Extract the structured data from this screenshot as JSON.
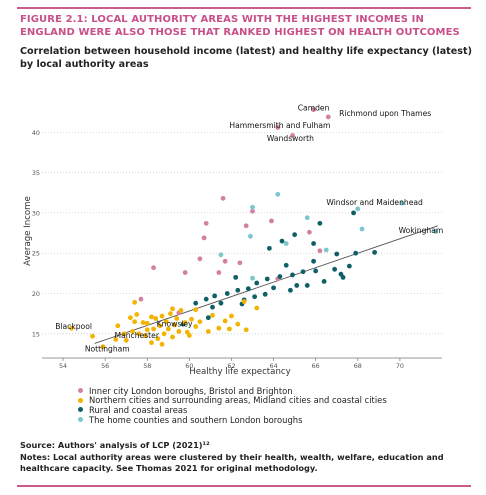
{
  "figure": {
    "title": "FIGURE 2.1: LOCAL AUTHORITY AREAS WITH THE HIGHEST INCOMES IN ENGLAND WERE ALSO THOSE THAT RANKED HIGHEST ON HEALTH OUTCOMES",
    "subtitle": "Correlation between household income (latest) and healthy life expectancy (latest) by local authority areas",
    "source": "Source: Authors' analysis of LCP (2021)¹²",
    "notes": "Notes: Local authority areas were clustered by their health, wealth, welfare, education and healthcare capacity. See Thomas 2021 for original methodology."
  },
  "colors": {
    "accent": "#c85c8c",
    "inner_london": "#d2829e",
    "northern": "#f2b400",
    "rural_coastal": "#0f5f66",
    "home_counties": "#7cc6cc"
  },
  "chart_data": {
    "type": "scatter",
    "xlabel": "Healthy life expectancy",
    "ylabel": "Average Income",
    "xlim": [
      53,
      72
    ],
    "ylim": [
      12,
      44
    ],
    "xticks": [
      54,
      56,
      58,
      60,
      62,
      64,
      66,
      68,
      70
    ],
    "yticks": [
      15,
      20,
      25,
      30,
      35,
      40
    ],
    "trendline": [
      [
        55.5,
        13.8
      ],
      [
        71.8,
        28.4
      ]
    ],
    "legend": [
      {
        "key": "inner_london",
        "label": "Inner city London boroughs, Bristol and Brighton"
      },
      {
        "key": "northern",
        "label": "Northern cities and surrounding areas, Midland cities and coastal cities"
      },
      {
        "key": "rural_coastal",
        "label": "Rural and coastal areas"
      },
      {
        "key": "home_counties",
        "label": "The home counties and southern London boroughs"
      }
    ],
    "annotations": [
      {
        "text": "Camden",
        "x": 65.9,
        "y": 42.7
      },
      {
        "text": "Richmond upon Thames",
        "x": 69.3,
        "y": 42.0
      },
      {
        "text": "Hammersmith and Fulham",
        "x": 64.3,
        "y": 40.5
      },
      {
        "text": "Wandsworth",
        "x": 64.8,
        "y": 38.9
      },
      {
        "text": "Windsor and Maidenhead",
        "x": 68.8,
        "y": 31.0
      },
      {
        "text": "Wokingham",
        "x": 71.0,
        "y": 27.5
      },
      {
        "text": "Blackpool",
        "x": 54.5,
        "y": 15.6
      },
      {
        "text": "Knowsley",
        "x": 59.3,
        "y": 15.9
      },
      {
        "text": "Manchester",
        "x": 57.5,
        "y": 14.5
      },
      {
        "text": "Nottingham",
        "x": 56.1,
        "y": 12.8
      }
    ],
    "series": [
      {
        "key": "inner_london",
        "points": [
          [
            65.9,
            42.8
          ],
          [
            66.6,
            41.9
          ],
          [
            64.2,
            40.6
          ],
          [
            64.9,
            39.6
          ],
          [
            61.6,
            31.8
          ],
          [
            60.8,
            28.7
          ],
          [
            62.7,
            28.4
          ],
          [
            60.7,
            26.9
          ],
          [
            60.5,
            24.3
          ],
          [
            61.7,
            24.0
          ],
          [
            63.0,
            30.2
          ],
          [
            63.9,
            29.0
          ],
          [
            58.3,
            23.2
          ],
          [
            59.8,
            22.6
          ],
          [
            61.4,
            22.6
          ],
          [
            64.2,
            21.8
          ],
          [
            66.2,
            25.3
          ],
          [
            57.7,
            19.3
          ],
          [
            65.7,
            27.6
          ],
          [
            59.5,
            17.6
          ],
          [
            62.4,
            23.8
          ]
        ]
      },
      {
        "key": "home_counties",
        "points": [
          [
            64.2,
            32.3
          ],
          [
            63.0,
            30.7
          ],
          [
            65.6,
            29.4
          ],
          [
            68.0,
            30.5
          ],
          [
            70.1,
            31.2
          ],
          [
            71.7,
            27.7
          ],
          [
            62.9,
            27.1
          ],
          [
            64.6,
            26.2
          ],
          [
            61.5,
            24.8
          ],
          [
            63.0,
            21.9
          ],
          [
            68.2,
            28.0
          ],
          [
            66.5,
            25.4
          ]
        ]
      },
      {
        "key": "rural_coastal",
        "points": [
          [
            67.8,
            30.0
          ],
          [
            66.2,
            28.7
          ],
          [
            65.0,
            27.3
          ],
          [
            64.4,
            26.5
          ],
          [
            65.9,
            26.2
          ],
          [
            63.8,
            25.6
          ],
          [
            67.0,
            24.9
          ],
          [
            67.6,
            23.4
          ],
          [
            66.9,
            23.0
          ],
          [
            66.0,
            22.8
          ],
          [
            65.4,
            22.7
          ],
          [
            64.9,
            22.3
          ],
          [
            64.3,
            22.1
          ],
          [
            63.7,
            21.8
          ],
          [
            63.2,
            21.3
          ],
          [
            62.8,
            20.6
          ],
          [
            62.3,
            20.4
          ],
          [
            61.8,
            20.0
          ],
          [
            61.2,
            19.7
          ],
          [
            60.8,
            19.3
          ],
          [
            60.3,
            18.8
          ],
          [
            61.1,
            18.3
          ],
          [
            62.5,
            18.7
          ],
          [
            63.6,
            19.9
          ],
          [
            64.8,
            20.4
          ],
          [
            65.6,
            21.0
          ],
          [
            66.4,
            21.5
          ],
          [
            67.2,
            22.4
          ],
          [
            67.9,
            25.0
          ],
          [
            68.8,
            25.1
          ],
          [
            67.3,
            22.0
          ],
          [
            65.1,
            21.0
          ],
          [
            64.0,
            20.7
          ],
          [
            63.1,
            19.6
          ],
          [
            62.6,
            19.2
          ],
          [
            61.5,
            18.8
          ],
          [
            60.9,
            17.0
          ],
          [
            59.7,
            16.2
          ],
          [
            64.6,
            23.5
          ],
          [
            65.9,
            24.0
          ],
          [
            62.2,
            22.0
          ]
        ]
      },
      {
        "key": "northern",
        "points": [
          [
            54.4,
            15.7
          ],
          [
            55.4,
            14.7
          ],
          [
            55.9,
            13.4
          ],
          [
            56.5,
            14.3
          ],
          [
            56.9,
            15.0
          ],
          [
            57.0,
            14.2
          ],
          [
            57.3,
            15.3
          ],
          [
            57.4,
            16.5
          ],
          [
            57.5,
            17.4
          ],
          [
            57.6,
            15.0
          ],
          [
            57.8,
            16.4
          ],
          [
            57.9,
            14.8
          ],
          [
            58.0,
            16.3
          ],
          [
            58.0,
            15.5
          ],
          [
            58.2,
            13.9
          ],
          [
            58.2,
            17.1
          ],
          [
            58.3,
            15.6
          ],
          [
            58.4,
            16.9
          ],
          [
            58.5,
            14.4
          ],
          [
            58.6,
            16.0
          ],
          [
            58.7,
            17.2
          ],
          [
            58.8,
            15.0
          ],
          [
            58.9,
            16.5
          ],
          [
            59.0,
            15.6
          ],
          [
            59.1,
            17.5
          ],
          [
            59.2,
            14.6
          ],
          [
            59.3,
            16.1
          ],
          [
            59.4,
            16.9
          ],
          [
            59.5,
            15.3
          ],
          [
            59.6,
            17.9
          ],
          [
            59.8,
            16.4
          ],
          [
            59.9,
            15.2
          ],
          [
            60.1,
            16.8
          ],
          [
            60.3,
            18.0
          ],
          [
            60.5,
            16.5
          ],
          [
            60.9,
            15.3
          ],
          [
            61.1,
            17.3
          ],
          [
            61.4,
            15.7
          ],
          [
            61.7,
            16.6
          ],
          [
            62.0,
            17.2
          ],
          [
            62.3,
            16.2
          ],
          [
            62.7,
            15.5
          ],
          [
            63.2,
            18.2
          ],
          [
            57.4,
            18.9
          ],
          [
            56.6,
            16.0
          ],
          [
            58.7,
            13.7
          ],
          [
            60.0,
            14.8
          ],
          [
            61.9,
            15.6
          ],
          [
            62.6,
            19.0
          ],
          [
            60.3,
            15.9
          ],
          [
            57.2,
            17.0
          ],
          [
            59.2,
            18.1
          ]
        ]
      }
    ]
  }
}
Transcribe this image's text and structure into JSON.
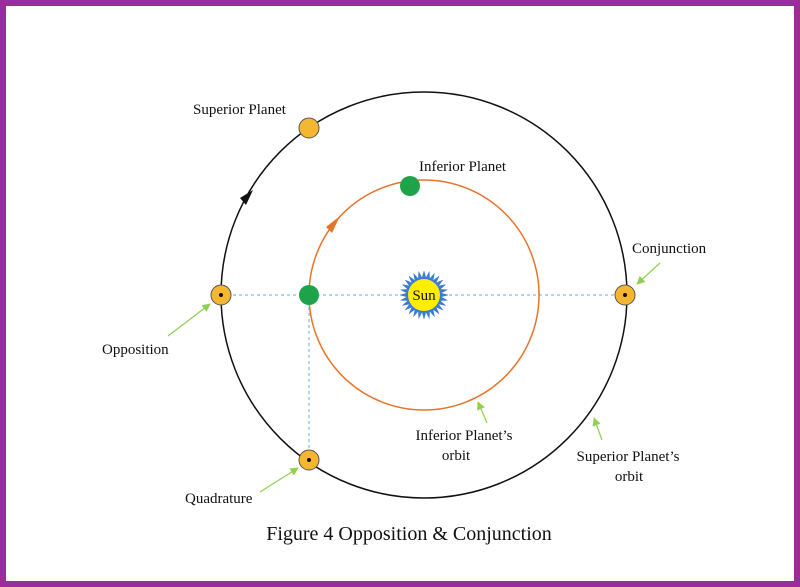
{
  "diagram": {
    "caption": "Figure 4 Opposition & Conjunction",
    "sun_label": "Sun",
    "labels": {
      "superior_planet": "Superior Planet",
      "inferior_planet": "Inferior Planet",
      "conjunction": "Conjunction",
      "opposition": "Opposition",
      "quadrature": "Quadrature",
      "inferior_orbit_line1": "Inferior Planet’s",
      "inferior_orbit_line2": "orbit",
      "superior_orbit_line1": "Superior Planet’s",
      "superior_orbit_line2": "orbit"
    },
    "colors": {
      "frame": "#9a2d9a",
      "superior_orbit": "#111111",
      "inferior_orbit": "#e8742a",
      "superior_planet": "#f5b731",
      "inferior_planet": "#1ea34a",
      "sun_fill": "#ffee00",
      "sun_rays": "#3a7bd5",
      "guide_line": "#6fa8dc",
      "pointer_arrow": "#8fd14f"
    }
  }
}
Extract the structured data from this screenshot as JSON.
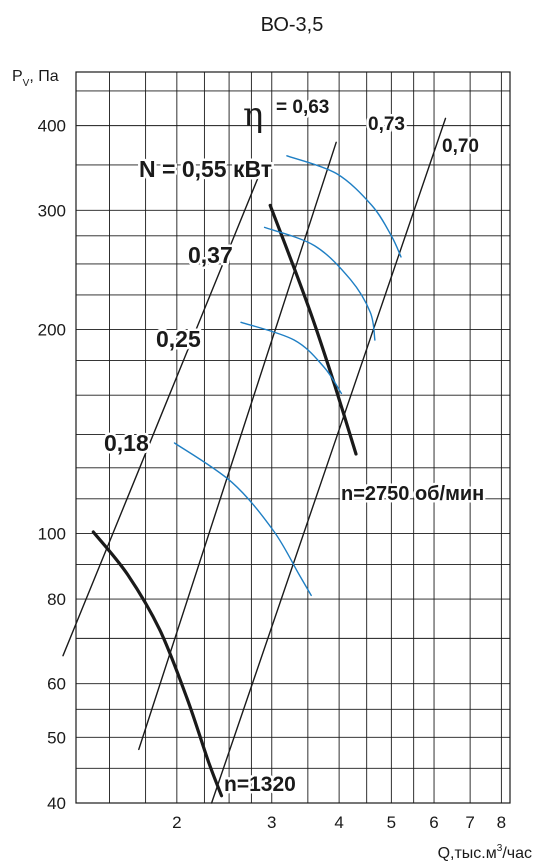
{
  "chart_data": {
    "type": "line",
    "title": "ВО-3,5",
    "xlabel": "Q,тыс.м³/час",
    "xlabel_parts": {
      "base": "Q,тыс.м",
      "sup": "3",
      "tail": "/час"
    },
    "ylabel": "Pv, Па",
    "ylabel_parts": {
      "base": "P",
      "sub": "V",
      "tail": ", Па"
    },
    "x_scale": "log",
    "y_scale": "log",
    "xlim": [
      1.3,
      8.3
    ],
    "ylim": [
      40,
      480
    ],
    "x_ticks": [
      2,
      3,
      4,
      5,
      6,
      7,
      8
    ],
    "x_tick_labels": [
      "2",
      "3",
      "4",
      "5",
      "6",
      "7",
      "8"
    ],
    "y_ticks": [
      40,
      50,
      60,
      80,
      100,
      200,
      300,
      400
    ],
    "y_tick_labels": [
      "40",
      "50",
      "60",
      "80",
      "100",
      "200",
      "300",
      "400"
    ],
    "x_grid": [
      1.5,
      1.75,
      2,
      2.25,
      2.5,
      2.75,
      3,
      3.5,
      4,
      4.5,
      5,
      5.5,
      6,
      7,
      8
    ],
    "y_grid": [
      40,
      45,
      50,
      55,
      60,
      70,
      80,
      90,
      100,
      112.5,
      125,
      140,
      160,
      180,
      200,
      225,
      250,
      275,
      300,
      350,
      400,
      450
    ],
    "grid": true,
    "series": [
      {
        "kind": "speed",
        "label": "n=1320",
        "points": [
          [
            1.4,
            100.5
          ],
          [
            1.62,
            87
          ],
          [
            1.86,
            72
          ],
          [
            2.09,
            57
          ],
          [
            2.29,
            46
          ],
          [
            2.42,
            41
          ]
        ]
      },
      {
        "kind": "speed",
        "label": "n=2750 об/мин",
        "points": [
          [
            2.98,
            305
          ],
          [
            3.33,
            242
          ],
          [
            3.6,
            204
          ],
          [
            3.93,
            165
          ],
          [
            4.3,
            131
          ]
        ]
      },
      {
        "kind": "efficiency",
        "label": "0,63",
        "points": [
          [
            1.23,
            66
          ],
          [
            2.85,
            340
          ]
        ]
      },
      {
        "kind": "efficiency",
        "label": "0,73",
        "points": [
          [
            1.7,
            48
          ],
          [
            3.95,
            378
          ]
        ]
      },
      {
        "kind": "efficiency",
        "label": "0,70",
        "points": [
          [
            2.32,
            40
          ],
          [
            6.3,
            410
          ]
        ]
      },
      {
        "kind": "power",
        "label": "0,18",
        "points": [
          [
            1.98,
            136
          ],
          [
            2.53,
            119
          ],
          [
            3.02,
            101
          ],
          [
            3.37,
            87
          ],
          [
            3.55,
            81
          ]
        ]
      },
      {
        "kind": "power",
        "label": "0,25",
        "points": [
          [
            2.63,
            205
          ],
          [
            3.3,
            193
          ],
          [
            3.75,
            176
          ],
          [
            4.04,
            161
          ]
        ]
      },
      {
        "kind": "power",
        "label": "0,37",
        "points": [
          [
            2.91,
            283
          ],
          [
            3.6,
            266
          ],
          [
            4.2,
            237
          ],
          [
            4.57,
            212
          ],
          [
            4.66,
            193
          ]
        ]
      },
      {
        "kind": "power",
        "label": "N = 0,55 кВт",
        "points": [
          [
            3.2,
            361
          ],
          [
            3.95,
            340
          ],
          [
            4.6,
            305
          ],
          [
            5.0,
            275
          ],
          [
            5.21,
            256
          ]
        ]
      }
    ],
    "annotations": {
      "eta_symbol": "η",
      "eta_value": "= 0,63"
    }
  }
}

# WHAT IS REQUIRED
State how many lines in the records above contain the word "text", and give only that number.

# WRITTEN REPLY
11